===== GIVEN RECORDS

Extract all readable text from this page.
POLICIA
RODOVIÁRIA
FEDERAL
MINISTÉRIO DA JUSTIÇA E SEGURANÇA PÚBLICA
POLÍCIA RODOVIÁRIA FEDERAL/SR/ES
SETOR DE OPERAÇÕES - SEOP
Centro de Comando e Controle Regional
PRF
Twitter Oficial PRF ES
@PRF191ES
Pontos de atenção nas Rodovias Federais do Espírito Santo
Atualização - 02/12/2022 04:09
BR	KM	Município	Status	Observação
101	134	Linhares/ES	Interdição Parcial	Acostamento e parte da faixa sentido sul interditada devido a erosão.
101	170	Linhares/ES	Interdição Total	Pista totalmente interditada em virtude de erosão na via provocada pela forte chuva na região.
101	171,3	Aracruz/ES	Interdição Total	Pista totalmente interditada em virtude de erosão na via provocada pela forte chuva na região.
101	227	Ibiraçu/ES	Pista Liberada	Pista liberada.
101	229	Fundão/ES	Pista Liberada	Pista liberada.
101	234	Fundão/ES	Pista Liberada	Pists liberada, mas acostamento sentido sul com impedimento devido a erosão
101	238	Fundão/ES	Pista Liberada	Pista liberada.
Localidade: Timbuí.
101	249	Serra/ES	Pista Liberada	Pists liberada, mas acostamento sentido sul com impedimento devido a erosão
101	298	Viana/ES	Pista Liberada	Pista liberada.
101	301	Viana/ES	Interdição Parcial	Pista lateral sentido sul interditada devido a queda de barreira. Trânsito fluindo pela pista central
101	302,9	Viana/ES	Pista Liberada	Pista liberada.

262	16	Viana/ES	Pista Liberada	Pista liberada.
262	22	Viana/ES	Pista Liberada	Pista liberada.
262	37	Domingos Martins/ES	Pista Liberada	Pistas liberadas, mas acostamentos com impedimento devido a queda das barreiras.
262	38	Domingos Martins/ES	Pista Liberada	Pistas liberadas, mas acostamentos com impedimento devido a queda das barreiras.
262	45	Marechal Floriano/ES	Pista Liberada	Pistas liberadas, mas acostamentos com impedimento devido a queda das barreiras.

==========

Reproduce the data, keeping every line exactly the same.

Extract all readable text from this page.
POLICIA
RODOVIÁRIA
FEDERAL
MINISTÉRIO DA JUSTIÇA E SEGURANÇA PÚBLICA
POLÍCIA RODOVIÁRIA FEDERAL/SR/ES
SETOR DE OPERAÇÕES - SEOP
Centro de Comando e Controle Regional
PRF
Twitter Oficial PRF ES
@PRF191ES
Pontos de atenção nas Rodovias Federais do Espírito Santo
Atualização - 02/12/2022 04:09
BR	KM	Município	Status	Observação
101	134	Linhares/ES	Interdição Parcial	Acostamento e parte da faixa sentido sul interditada devido a erosão.
101	170	Linhares/ES	Interdição Total	Pista totalmente interditada em virtude de erosão na via provocada pela forte chuva na região.
101	171,3	Aracruz/ES	Interdição Total	Pista totalmente interditada em virtude de erosão na via provocada pela forte chuva na região.
101	227	Ibiraçu/ES	Pista Liberada	Pista liberada.
101	229	Fundão/ES	Pista Liberada	Pista liberada.
101	234	Fundão/ES	Pista Liberada	Pists liberada, mas acostamento sentido sul com impedimento devido a erosão
101	238	Fundão/ES	Pista Liberada	Pista liberada.
Localidade: Timbuí.
101	249	Serra/ES	Pista Liberada	Pists liberada, mas acostamento sentido sul com impedimento devido a erosão
101	298	Viana/ES	Pista Liberada	Pista liberada.
101	301	Viana/ES	Interdição Parcial	Pista lateral sentido sul interditada devido a queda de barreira. Trânsito fluindo pela pista central
101	302,9	Viana/ES	Pista Liberada	Pista liberada.

262	16	Viana/ES	Pista Liberada	Pista liberada.
262	22	Viana/ES	Pista Liberada	Pista liberada.
262	37	Domingos Martins/ES	Pista Liberada	Pistas liberadas, mas acostamentos com impedimento devido a queda das barreiras.
262	38	Domingos Martins/ES	Pista Liberada	Pistas liberadas, mas acostamentos com impedimento devido a queda das barreiras.
262	45	Marechal Floriano/ES	Pista Liberada	Pistas liberadas, mas acostamentos com impedimento devido a queda das barreiras.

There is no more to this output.